#### Set problem
Copy the records verbatim, starting at the line containing "product-photo-canvas [0, 0, 900, 900]" and ending with the line containing "For every button, label, input, icon, or", both included.

--- begin ---

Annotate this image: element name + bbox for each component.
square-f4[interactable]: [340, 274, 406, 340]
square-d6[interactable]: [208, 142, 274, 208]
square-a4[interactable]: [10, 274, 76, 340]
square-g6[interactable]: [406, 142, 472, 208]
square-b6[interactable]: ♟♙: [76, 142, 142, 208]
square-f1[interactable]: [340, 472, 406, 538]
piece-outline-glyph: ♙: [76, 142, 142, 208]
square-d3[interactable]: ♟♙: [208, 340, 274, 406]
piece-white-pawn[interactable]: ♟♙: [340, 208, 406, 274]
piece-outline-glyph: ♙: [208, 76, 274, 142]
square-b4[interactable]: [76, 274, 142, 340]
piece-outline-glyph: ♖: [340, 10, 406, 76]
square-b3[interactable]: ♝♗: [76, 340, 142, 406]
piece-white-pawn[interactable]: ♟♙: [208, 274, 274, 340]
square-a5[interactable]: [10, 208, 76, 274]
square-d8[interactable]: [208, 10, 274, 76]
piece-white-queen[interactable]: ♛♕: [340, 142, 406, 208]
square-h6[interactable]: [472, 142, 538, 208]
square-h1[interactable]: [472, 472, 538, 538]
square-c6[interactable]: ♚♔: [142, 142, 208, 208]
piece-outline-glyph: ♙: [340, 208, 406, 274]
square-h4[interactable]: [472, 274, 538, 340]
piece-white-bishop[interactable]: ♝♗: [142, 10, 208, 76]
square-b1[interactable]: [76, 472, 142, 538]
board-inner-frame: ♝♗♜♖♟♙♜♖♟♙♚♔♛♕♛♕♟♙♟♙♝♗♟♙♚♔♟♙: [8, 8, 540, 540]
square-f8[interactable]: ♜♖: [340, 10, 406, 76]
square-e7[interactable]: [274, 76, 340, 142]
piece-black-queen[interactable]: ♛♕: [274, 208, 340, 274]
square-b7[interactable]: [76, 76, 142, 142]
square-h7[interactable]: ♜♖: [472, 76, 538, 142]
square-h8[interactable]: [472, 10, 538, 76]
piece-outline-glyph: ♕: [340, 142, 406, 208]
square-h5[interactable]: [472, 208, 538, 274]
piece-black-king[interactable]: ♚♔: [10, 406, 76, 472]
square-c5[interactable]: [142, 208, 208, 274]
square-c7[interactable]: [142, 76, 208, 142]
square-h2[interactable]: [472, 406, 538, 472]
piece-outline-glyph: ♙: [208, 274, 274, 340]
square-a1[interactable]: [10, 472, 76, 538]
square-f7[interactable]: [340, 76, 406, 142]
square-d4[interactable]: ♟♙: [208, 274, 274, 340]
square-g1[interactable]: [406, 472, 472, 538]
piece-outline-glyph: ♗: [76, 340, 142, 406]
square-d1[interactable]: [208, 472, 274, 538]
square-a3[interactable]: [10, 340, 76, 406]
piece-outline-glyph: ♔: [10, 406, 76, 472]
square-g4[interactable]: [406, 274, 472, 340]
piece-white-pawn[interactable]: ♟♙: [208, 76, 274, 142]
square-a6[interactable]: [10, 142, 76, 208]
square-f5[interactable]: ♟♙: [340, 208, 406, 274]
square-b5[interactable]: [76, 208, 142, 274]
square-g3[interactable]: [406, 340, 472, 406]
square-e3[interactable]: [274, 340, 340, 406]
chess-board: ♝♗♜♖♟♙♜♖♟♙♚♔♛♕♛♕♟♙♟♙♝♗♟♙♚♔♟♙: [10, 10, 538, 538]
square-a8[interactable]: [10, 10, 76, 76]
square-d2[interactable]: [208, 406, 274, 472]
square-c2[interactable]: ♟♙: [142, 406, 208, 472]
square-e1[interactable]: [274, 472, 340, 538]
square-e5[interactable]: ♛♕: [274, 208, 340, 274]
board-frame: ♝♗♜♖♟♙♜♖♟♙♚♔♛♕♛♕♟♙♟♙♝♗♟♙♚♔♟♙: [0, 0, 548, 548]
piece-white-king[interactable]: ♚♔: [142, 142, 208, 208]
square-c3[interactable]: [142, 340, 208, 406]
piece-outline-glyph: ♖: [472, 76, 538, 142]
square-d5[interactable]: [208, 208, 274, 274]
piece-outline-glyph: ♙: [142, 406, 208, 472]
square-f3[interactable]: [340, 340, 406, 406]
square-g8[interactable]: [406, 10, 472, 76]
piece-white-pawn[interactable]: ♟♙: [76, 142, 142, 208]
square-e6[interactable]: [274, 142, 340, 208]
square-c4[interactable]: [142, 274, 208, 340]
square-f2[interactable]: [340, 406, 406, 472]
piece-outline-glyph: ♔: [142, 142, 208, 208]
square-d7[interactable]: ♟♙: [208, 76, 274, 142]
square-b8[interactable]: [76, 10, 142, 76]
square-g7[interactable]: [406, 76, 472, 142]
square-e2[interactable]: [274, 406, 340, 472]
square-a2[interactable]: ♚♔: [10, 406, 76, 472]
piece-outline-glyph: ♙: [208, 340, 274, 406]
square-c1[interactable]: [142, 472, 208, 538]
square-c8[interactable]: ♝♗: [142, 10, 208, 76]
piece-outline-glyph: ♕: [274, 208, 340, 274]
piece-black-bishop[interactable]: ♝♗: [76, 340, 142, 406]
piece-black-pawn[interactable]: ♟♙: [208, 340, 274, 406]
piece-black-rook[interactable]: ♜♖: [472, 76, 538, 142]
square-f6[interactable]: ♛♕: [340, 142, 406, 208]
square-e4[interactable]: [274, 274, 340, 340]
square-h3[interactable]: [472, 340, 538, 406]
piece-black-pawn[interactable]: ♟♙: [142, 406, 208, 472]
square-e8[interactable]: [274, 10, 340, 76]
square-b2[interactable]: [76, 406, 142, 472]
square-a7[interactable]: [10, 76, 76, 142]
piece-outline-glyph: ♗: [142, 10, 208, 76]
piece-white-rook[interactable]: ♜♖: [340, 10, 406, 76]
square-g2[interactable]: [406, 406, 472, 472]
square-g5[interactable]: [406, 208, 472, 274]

--- end ---
--- begin ---

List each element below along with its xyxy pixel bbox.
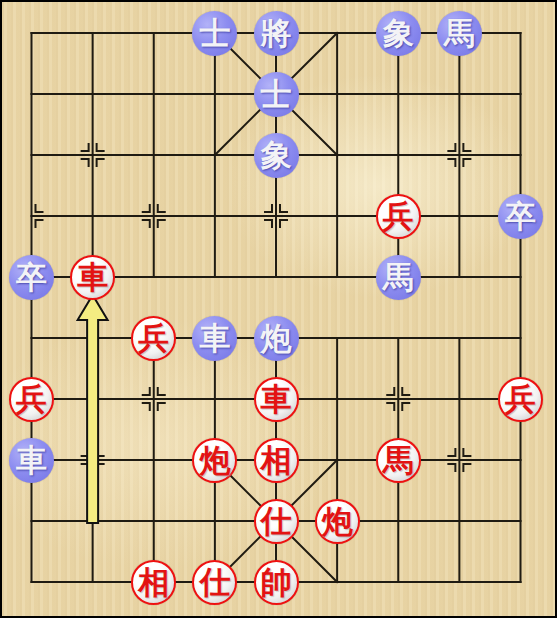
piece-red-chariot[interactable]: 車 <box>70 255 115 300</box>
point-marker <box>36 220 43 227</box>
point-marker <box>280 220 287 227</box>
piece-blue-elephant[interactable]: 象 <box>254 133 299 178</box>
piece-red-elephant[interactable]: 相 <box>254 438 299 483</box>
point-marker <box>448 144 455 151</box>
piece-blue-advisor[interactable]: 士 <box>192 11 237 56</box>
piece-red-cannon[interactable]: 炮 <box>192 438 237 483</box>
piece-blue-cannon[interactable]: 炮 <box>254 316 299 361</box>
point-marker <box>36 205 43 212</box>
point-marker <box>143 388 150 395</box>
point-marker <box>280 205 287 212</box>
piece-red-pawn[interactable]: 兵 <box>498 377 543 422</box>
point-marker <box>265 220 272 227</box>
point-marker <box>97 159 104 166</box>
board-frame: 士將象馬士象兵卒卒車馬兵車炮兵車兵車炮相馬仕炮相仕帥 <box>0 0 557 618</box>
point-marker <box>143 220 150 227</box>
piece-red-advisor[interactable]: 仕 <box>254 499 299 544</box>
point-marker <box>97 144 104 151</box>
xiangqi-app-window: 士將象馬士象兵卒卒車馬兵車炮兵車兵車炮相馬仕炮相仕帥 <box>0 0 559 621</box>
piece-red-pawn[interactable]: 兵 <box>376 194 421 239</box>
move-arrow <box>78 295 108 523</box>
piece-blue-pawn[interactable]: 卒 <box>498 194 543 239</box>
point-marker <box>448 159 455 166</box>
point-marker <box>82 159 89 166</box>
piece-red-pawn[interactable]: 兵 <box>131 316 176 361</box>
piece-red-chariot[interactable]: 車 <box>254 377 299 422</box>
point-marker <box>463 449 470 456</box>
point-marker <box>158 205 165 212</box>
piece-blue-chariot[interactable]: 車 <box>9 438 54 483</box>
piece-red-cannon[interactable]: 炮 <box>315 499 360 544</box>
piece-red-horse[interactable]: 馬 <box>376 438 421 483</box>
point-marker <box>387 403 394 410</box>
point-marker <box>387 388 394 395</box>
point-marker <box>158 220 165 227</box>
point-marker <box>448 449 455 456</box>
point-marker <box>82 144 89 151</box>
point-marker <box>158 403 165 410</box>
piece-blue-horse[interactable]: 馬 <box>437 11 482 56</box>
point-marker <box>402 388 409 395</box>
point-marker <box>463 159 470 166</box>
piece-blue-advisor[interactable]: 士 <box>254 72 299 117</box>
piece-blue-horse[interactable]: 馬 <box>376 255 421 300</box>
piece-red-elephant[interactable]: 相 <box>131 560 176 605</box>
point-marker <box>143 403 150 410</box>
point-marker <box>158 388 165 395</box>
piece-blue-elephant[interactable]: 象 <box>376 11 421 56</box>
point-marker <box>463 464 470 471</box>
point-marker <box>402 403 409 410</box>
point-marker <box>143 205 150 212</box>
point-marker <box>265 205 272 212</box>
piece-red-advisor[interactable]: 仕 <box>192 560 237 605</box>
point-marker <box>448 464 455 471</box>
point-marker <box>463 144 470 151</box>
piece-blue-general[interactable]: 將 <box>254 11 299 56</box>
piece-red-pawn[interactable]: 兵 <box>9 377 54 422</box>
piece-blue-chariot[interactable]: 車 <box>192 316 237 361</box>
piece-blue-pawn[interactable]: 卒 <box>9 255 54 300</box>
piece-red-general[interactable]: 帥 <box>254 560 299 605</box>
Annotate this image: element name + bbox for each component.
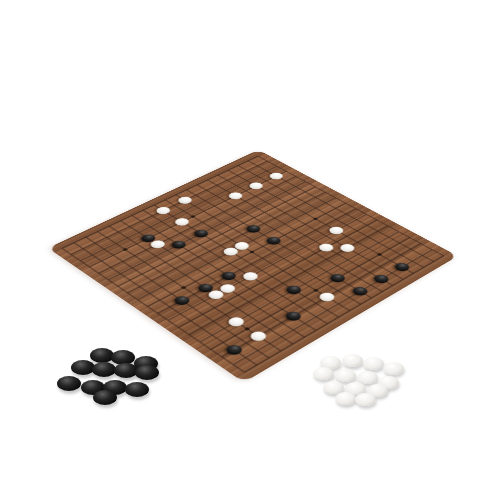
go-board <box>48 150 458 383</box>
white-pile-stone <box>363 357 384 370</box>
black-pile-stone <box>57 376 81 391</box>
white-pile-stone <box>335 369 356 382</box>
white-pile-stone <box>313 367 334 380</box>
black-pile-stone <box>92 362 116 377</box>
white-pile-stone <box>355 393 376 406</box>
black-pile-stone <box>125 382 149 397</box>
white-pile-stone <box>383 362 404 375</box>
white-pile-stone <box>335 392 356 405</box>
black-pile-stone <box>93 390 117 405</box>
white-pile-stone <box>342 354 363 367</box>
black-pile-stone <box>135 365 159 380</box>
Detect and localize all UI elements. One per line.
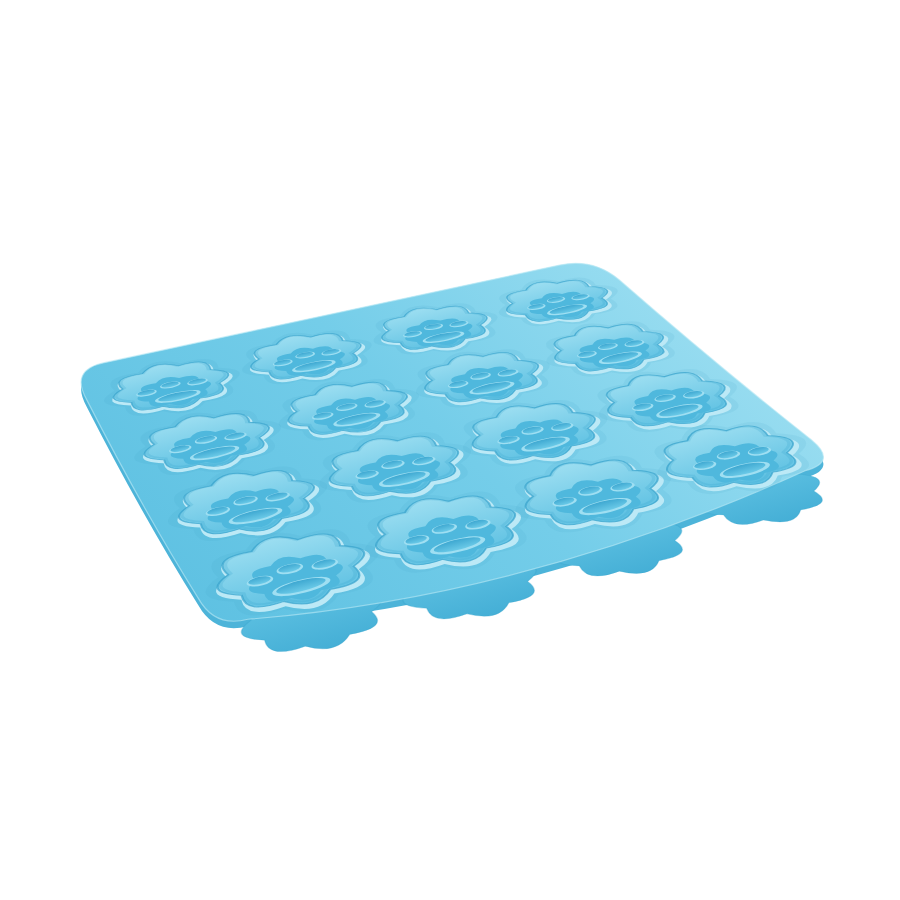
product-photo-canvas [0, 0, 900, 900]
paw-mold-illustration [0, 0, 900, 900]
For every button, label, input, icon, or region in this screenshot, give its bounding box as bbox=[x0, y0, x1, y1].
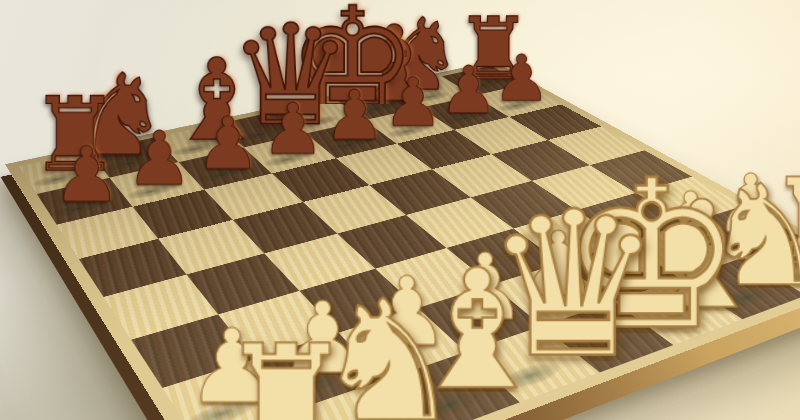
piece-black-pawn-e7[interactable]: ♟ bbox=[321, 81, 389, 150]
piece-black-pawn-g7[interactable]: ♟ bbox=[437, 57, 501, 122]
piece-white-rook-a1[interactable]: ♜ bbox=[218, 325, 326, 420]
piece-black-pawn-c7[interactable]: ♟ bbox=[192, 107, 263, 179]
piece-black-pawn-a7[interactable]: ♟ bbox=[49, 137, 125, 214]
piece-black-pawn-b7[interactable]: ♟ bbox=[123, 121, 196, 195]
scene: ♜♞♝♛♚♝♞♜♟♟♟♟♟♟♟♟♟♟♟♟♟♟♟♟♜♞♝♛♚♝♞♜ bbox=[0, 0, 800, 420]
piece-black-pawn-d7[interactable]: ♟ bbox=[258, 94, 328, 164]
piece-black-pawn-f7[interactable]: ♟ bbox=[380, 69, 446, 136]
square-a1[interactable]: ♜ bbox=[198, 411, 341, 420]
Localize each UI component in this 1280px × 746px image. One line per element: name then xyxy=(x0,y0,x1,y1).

--- end ---

#### Full response
product-photo-canvas [0, 0, 900, 900]
paw-mold-illustration [0, 0, 900, 900]
For every button, label, input, icon, or region in this screenshot, give its bounding box as bbox=[x0, y0, x1, y1].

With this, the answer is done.